What is needed
Exactly as given, repeat all of the entries.

Excerpted data
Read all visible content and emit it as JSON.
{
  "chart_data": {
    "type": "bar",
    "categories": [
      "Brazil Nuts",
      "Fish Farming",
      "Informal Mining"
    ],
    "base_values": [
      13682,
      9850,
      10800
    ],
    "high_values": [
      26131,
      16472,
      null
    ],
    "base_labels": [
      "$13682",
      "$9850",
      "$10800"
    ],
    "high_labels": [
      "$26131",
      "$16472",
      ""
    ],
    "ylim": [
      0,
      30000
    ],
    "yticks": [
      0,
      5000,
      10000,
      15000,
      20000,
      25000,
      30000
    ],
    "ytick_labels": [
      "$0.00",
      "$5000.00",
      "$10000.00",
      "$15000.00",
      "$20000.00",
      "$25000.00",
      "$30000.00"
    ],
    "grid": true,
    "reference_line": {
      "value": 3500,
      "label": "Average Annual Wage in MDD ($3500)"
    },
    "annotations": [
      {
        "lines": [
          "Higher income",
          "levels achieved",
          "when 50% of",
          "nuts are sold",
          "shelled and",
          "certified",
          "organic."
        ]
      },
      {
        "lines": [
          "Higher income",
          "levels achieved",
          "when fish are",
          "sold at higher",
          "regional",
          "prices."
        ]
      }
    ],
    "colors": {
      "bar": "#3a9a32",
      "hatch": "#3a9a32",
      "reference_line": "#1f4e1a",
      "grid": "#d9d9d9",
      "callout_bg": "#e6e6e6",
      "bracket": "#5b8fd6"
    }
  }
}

Finished exercise
Read all visible content and emit it as JSON.
{
  "chart_data": {
    "type": "bar",
    "categories": [
      "Brazil Nuts",
      "Fish Farming",
      "Informal Mining"
    ],
    "base_values": [
      13682,
      9850,
      10800
    ],
    "high_values": [
      26131,
      16472,
      null
    ],
    "base_labels": [
      "$13682",
      "$9850",
      "$10800"
    ],
    "high_labels": [
      "$26131",
      "$16472",
      ""
    ],
    "ylim": [
      0,
      30000
    ],
    "yticks": [
      0,
      5000,
      10000,
      15000,
      20000,
      25000,
      30000
    ],
    "ytick_labels": [
      "$0.00",
      "$5000.00",
      "$10000.00",
      "$15000.00",
      "$20000.00",
      "$25000.00",
      "$30000.00"
    ],
    "grid": true,
    "reference_line": {
      "value": 3500,
      "label": "Average Annual Wage in MDD ($3500)"
    },
    "annotations": [
      {
        "lines": [
          "Higher income",
          "levels achieved",
          "when 50% of",
          "nuts are sold",
          "shelled and",
          "certified",
          "organic."
        ]
      },
      {
        "lines": [
          "Higher income",
          "levels achieved",
          "when fish are",
          "sold at higher",
          "regional",
          "prices."
        ]
      }
    ],
    "colors": {
      "bar": "#3a9a32",
      "hatch": "#3a9a32",
      "reference_line": "#1f4e1a",
      "grid": "#d9d9d9",
      "callout_bg": "#e6e6e6",
      "bracket": "#5b8fd6"
    }
  }
}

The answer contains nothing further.